**Source material:**
☆ ☆ ☆ ☆ ☆
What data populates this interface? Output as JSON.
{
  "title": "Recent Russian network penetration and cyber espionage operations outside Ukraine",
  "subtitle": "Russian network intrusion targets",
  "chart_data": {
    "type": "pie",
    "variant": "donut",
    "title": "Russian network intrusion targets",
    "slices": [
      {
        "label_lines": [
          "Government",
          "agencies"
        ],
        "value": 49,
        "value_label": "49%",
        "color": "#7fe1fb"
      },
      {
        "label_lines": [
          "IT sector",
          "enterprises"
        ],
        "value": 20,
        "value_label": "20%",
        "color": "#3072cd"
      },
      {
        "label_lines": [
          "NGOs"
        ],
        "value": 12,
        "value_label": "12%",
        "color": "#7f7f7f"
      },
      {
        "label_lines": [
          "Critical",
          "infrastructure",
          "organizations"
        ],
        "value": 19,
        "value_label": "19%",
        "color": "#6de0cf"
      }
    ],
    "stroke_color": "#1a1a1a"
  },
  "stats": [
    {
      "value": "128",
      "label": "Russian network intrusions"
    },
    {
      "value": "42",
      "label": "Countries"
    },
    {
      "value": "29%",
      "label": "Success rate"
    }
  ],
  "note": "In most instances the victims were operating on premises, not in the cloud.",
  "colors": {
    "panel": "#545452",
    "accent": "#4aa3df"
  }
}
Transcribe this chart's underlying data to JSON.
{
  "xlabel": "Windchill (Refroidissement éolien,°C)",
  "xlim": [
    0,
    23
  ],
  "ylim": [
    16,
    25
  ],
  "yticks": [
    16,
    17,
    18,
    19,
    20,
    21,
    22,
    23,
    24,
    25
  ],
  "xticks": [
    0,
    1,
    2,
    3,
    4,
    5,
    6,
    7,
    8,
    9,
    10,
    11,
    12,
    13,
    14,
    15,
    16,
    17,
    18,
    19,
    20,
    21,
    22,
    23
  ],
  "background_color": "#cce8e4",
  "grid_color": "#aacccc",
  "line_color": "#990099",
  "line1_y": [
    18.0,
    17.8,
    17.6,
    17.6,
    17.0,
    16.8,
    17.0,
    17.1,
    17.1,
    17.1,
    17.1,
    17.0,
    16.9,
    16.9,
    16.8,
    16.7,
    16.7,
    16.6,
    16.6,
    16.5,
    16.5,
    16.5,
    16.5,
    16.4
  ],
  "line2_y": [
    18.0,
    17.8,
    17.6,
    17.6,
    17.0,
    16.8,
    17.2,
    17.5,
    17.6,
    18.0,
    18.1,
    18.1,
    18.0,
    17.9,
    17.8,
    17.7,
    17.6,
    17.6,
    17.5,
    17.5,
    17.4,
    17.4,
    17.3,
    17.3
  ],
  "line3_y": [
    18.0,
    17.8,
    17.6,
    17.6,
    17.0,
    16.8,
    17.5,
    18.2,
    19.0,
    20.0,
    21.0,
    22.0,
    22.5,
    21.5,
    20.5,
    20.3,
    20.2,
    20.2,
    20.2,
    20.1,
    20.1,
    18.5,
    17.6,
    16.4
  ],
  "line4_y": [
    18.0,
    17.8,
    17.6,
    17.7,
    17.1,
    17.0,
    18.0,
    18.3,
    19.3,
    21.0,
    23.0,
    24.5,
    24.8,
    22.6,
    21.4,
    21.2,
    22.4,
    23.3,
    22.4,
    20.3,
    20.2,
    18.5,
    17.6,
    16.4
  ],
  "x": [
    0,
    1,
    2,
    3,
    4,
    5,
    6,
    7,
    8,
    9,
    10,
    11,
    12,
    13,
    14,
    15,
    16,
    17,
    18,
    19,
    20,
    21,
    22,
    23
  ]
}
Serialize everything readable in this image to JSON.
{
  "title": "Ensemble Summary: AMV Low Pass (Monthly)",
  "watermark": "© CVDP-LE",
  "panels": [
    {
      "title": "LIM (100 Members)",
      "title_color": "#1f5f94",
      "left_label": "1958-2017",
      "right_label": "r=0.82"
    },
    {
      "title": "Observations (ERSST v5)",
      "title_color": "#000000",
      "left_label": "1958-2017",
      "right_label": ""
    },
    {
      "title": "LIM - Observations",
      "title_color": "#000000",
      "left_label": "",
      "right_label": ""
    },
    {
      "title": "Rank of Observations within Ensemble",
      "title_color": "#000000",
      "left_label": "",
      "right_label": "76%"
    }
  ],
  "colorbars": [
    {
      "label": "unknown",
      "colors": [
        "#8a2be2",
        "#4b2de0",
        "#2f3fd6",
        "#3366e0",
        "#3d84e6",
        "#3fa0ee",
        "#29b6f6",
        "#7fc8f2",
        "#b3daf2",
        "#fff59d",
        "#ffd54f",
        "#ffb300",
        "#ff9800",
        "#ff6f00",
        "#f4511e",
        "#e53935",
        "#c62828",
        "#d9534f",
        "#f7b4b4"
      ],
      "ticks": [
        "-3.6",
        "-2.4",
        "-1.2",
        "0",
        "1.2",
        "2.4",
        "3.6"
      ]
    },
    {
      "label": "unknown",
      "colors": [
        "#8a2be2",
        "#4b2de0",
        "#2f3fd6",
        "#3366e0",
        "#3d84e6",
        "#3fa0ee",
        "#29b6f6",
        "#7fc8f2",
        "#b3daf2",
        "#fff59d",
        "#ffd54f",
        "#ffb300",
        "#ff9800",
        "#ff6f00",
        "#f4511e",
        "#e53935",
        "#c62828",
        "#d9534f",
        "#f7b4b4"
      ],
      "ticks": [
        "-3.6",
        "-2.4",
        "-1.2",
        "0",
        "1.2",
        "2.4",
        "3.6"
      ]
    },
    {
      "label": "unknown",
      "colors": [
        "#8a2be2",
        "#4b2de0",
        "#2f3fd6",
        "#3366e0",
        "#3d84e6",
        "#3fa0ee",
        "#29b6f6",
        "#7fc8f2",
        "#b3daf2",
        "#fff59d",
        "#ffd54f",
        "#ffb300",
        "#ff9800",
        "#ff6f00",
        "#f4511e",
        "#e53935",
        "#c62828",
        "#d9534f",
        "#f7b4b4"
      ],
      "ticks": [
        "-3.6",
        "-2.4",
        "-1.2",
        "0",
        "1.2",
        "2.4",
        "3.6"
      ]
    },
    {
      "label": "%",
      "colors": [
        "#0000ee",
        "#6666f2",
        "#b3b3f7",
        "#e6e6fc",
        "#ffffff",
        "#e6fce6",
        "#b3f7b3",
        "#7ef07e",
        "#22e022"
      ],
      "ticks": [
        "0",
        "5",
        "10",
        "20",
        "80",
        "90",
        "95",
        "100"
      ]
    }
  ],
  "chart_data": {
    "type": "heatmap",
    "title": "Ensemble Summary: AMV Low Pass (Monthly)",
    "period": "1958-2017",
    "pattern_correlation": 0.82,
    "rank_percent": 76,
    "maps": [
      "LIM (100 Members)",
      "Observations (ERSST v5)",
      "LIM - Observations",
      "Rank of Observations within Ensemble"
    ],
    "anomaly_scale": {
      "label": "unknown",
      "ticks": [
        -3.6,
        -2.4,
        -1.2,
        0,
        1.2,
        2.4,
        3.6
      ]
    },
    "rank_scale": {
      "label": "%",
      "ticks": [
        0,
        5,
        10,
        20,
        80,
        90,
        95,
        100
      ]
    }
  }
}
☆ ☆ ☆ ☆ ☆
**Task:**
Go through the material above line by line and copy it exactly.

**Expected answer:**
What data populates this interface? Output as JSON.
{
  "title": "Recent Russian network penetration and cyber espionage operations outside Ukraine",
  "subtitle": "Russian network intrusion targets",
  "chart_data": {
    "type": "pie",
    "variant": "donut",
    "title": "Russian network intrusion targets",
    "slices": [
      {
        "label_lines": [
          "Government",
          "agencies"
        ],
        "value": 49,
        "value_label": "49%",
        "color": "#7fe1fb"
      },
      {
        "label_lines": [
          "IT sector",
          "enterprises"
        ],
        "value": 20,
        "value_label": "20%",
        "color": "#3072cd"
      },
      {
        "label_lines": [
          "NGOs"
        ],
        "value": 12,
        "value_label": "12%",
        "color": "#7f7f7f"
      },
      {
        "label_lines": [
          "Critical",
          "infrastructure",
          "organizations"
        ],
        "value": 19,
        "value_label": "19%",
        "color": "#6de0cf"
      }
    ],
    "stroke_color": "#1a1a1a"
  },
  "stats": [
    {
      "value": "128",
      "label": "Russian network intrusions"
    },
    {
      "value": "42",
      "label": "Countries"
    },
    {
      "value": "29%",
      "label": "Success rate"
    }
  ],
  "note": "In most instances the victims were operating on premises, not in the cloud.",
  "colors": {
    "panel": "#545452",
    "accent": "#4aa3df"
  }
}
Transcribe this chart's underlying data to JSON.
{
  "xlabel": "Windchill (Refroidissement éolien,°C)",
  "xlim": [
    0,
    23
  ],
  "ylim": [
    16,
    25
  ],
  "yticks": [
    16,
    17,
    18,
    19,
    20,
    21,
    22,
    23,
    24,
    25
  ],
  "xticks": [
    0,
    1,
    2,
    3,
    4,
    5,
    6,
    7,
    8,
    9,
    10,
    11,
    12,
    13,
    14,
    15,
    16,
    17,
    18,
    19,
    20,
    21,
    22,
    23
  ],
  "background_color": "#cce8e4",
  "grid_color": "#aacccc",
  "line_color": "#990099",
  "line1_y": [
    18.0,
    17.8,
    17.6,
    17.6,
    17.0,
    16.8,
    17.0,
    17.1,
    17.1,
    17.1,
    17.1,
    17.0,
    16.9,
    16.9,
    16.8,
    16.7,
    16.7,
    16.6,
    16.6,
    16.5,
    16.5,
    16.5,
    16.5,
    16.4
  ],
  "line2_y": [
    18.0,
    17.8,
    17.6,
    17.6,
    17.0,
    16.8,
    17.2,
    17.5,
    17.6,
    18.0,
    18.1,
    18.1,
    18.0,
    17.9,
    17.8,
    17.7,
    17.6,
    17.6,
    17.5,
    17.5,
    17.4,
    17.4,
    17.3,
    17.3
  ],
  "line3_y": [
    18.0,
    17.8,
    17.6,
    17.6,
    17.0,
    16.8,
    17.5,
    18.2,
    19.0,
    20.0,
    21.0,
    22.0,
    22.5,
    21.5,
    20.5,
    20.3,
    20.2,
    20.2,
    20.2,
    20.1,
    20.1,
    18.5,
    17.6,
    16.4
  ],
  "line4_y": [
    18.0,
    17.8,
    17.6,
    17.7,
    17.1,
    17.0,
    18.0,
    18.3,
    19.3,
    21.0,
    23.0,
    24.5,
    24.8,
    22.6,
    21.4,
    21.2,
    22.4,
    23.3,
    22.4,
    20.3,
    20.2,
    18.5,
    17.6,
    16.4
  ],
  "x": [
    0,
    1,
    2,
    3,
    4,
    5,
    6,
    7,
    8,
    9,
    10,
    11,
    12,
    13,
    14,
    15,
    16,
    17,
    18,
    19,
    20,
    21,
    22,
    23
  ]
}
Serialize everything readable in this image to JSON.
{
  "title": "Ensemble Summary: AMV Low Pass (Monthly)",
  "watermark": "© CVDP-LE",
  "panels": [
    {
      "title": "LIM (100 Members)",
      "title_color": "#1f5f94",
      "left_label": "1958-2017",
      "right_label": "r=0.82"
    },
    {
      "title": "Observations (ERSST v5)",
      "title_color": "#000000",
      "left_label": "1958-2017",
      "right_label": ""
    },
    {
      "title": "LIM - Observations",
      "title_color": "#000000",
      "left_label": "",
      "right_label": ""
    },
    {
      "title": "Rank of Observations within Ensemble",
      "title_color": "#000000",
      "left_label": "",
      "right_label": "76%"
    }
  ],
  "colorbars": [
    {
      "label": "unknown",
      "colors": [
        "#8a2be2",
        "#4b2de0",
        "#2f3fd6",
        "#3366e0",
        "#3d84e6",
        "#3fa0ee",
        "#29b6f6",
        "#7fc8f2",
        "#b3daf2",
        "#fff59d",
        "#ffd54f",
        "#ffb300",
        "#ff9800",
        "#ff6f00",
        "#f4511e",
        "#e53935",
        "#c62828",
        "#d9534f",
        "#f7b4b4"
      ],
      "ticks": [
        "-3.6",
        "-2.4",
        "-1.2",
        "0",
        "1.2",
        "2.4",
        "3.6"
      ]
    },
    {
      "label": "unknown",
      "colors": [
        "#8a2be2",
        "#4b2de0",
        "#2f3fd6",
        "#3366e0",
        "#3d84e6",
        "#3fa0ee",
        "#29b6f6",
        "#7fc8f2",
        "#b3daf2",
        "#fff59d",
        "#ffd54f",
        "#ffb300",
        "#ff9800",
        "#ff6f00",
        "#f4511e",
        "#e53935",
        "#c62828",
        "#d9534f",
        "#f7b4b4"
      ],
      "ticks": [
        "-3.6",
        "-2.4",
        "-1.2",
        "0",
        "1.2",
        "2.4",
        "3.6"
      ]
    },
    {
      "label": "unknown",
      "colors": [
        "#8a2be2",
        "#4b2de0",
        "#2f3fd6",
        "#3366e0",
        "#3d84e6",
        "#3fa0ee",
        "#29b6f6",
        "#7fc8f2",
        "#b3daf2",
        "#fff59d",
        "#ffd54f",
        "#ffb300",
        "#ff9800",
        "#ff6f00",
        "#f4511e",
        "#e53935",
        "#c62828",
        "#d9534f",
        "#f7b4b4"
      ],
      "ticks": [
        "-3.6",
        "-2.4",
        "-1.2",
        "0",
        "1.2",
        "2.4",
        "3.6"
      ]
    },
    {
      "label": "%",
      "colors": [
        "#0000ee",
        "#6666f2",
        "#b3b3f7",
        "#e6e6fc",
        "#ffffff",
        "#e6fce6",
        "#b3f7b3",
        "#7ef07e",
        "#22e022"
      ],
      "ticks": [
        "0",
        "5",
        "10",
        "20",
        "80",
        "90",
        "95",
        "100"
      ]
    }
  ],
  "chart_data": {
    "type": "heatmap",
    "title": "Ensemble Summary: AMV Low Pass (Monthly)",
    "period": "1958-2017",
    "pattern_correlation": 0.82,
    "rank_percent": 76,
    "maps": [
      "LIM (100 Members)",
      "Observations (ERSST v5)",
      "LIM - Observations",
      "Rank of Observations within Ensemble"
    ],
    "anomaly_scale": {
      "label": "unknown",
      "ticks": [
        -3.6,
        -2.4,
        -1.2,
        0,
        1.2,
        2.4,
        3.6
      ]
    },
    "rank_scale": {
      "label": "%",
      "ticks": [
        0,
        5,
        10,
        20,
        80,
        90,
        95,
        100
      ]
    }
  }
}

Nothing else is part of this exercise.